— start —

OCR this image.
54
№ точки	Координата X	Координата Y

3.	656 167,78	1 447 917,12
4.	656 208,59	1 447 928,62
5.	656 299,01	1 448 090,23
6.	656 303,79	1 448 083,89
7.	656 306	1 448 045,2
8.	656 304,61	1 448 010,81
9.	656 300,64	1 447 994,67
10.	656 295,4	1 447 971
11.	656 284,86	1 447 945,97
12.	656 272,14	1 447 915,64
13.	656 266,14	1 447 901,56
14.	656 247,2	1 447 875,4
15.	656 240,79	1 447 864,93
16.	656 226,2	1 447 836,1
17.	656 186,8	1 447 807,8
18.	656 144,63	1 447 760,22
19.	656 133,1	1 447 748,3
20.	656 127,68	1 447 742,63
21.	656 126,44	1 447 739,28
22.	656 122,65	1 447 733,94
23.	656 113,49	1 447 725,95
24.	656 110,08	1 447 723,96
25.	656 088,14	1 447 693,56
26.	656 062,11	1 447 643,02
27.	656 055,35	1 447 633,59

— end —

Please output the entries above, every line exactly as it reads.

OCR this image.
54
№ точки	Координата X	Координата Y

3.	656 167,78	1 447 917,12
4.	656 208,59	1 447 928,62
5.	656 299,01	1 448 090,23
6.	656 303,79	1 448 083,89
7.	656 306	1 448 045,2
8.	656 304,61	1 448 010,81
9.	656 300,64	1 447 994,67
10.	656 295,4	1 447 971
11.	656 284,86	1 447 945,97
12.	656 272,14	1 447 915,64
13.	656 266,14	1 447 901,56
14.	656 247,2	1 447 875,4
15.	656 240,79	1 447 864,93
16.	656 226,2	1 447 836,1
17.	656 186,8	1 447 807,8
18.	656 144,63	1 447 760,22
19.	656 133,1	1 447 748,3
20.	656 127,68	1 447 742,63
21.	656 126,44	1 447 739,28
22.	656 122,65	1 447 733,94
23.	656 113,49	1 447 725,95
24.	656 110,08	1 447 723,96
25.	656 088,14	1 447 693,56
26.	656 062,11	1 447 643,02
27.	656 055,35	1 447 633,59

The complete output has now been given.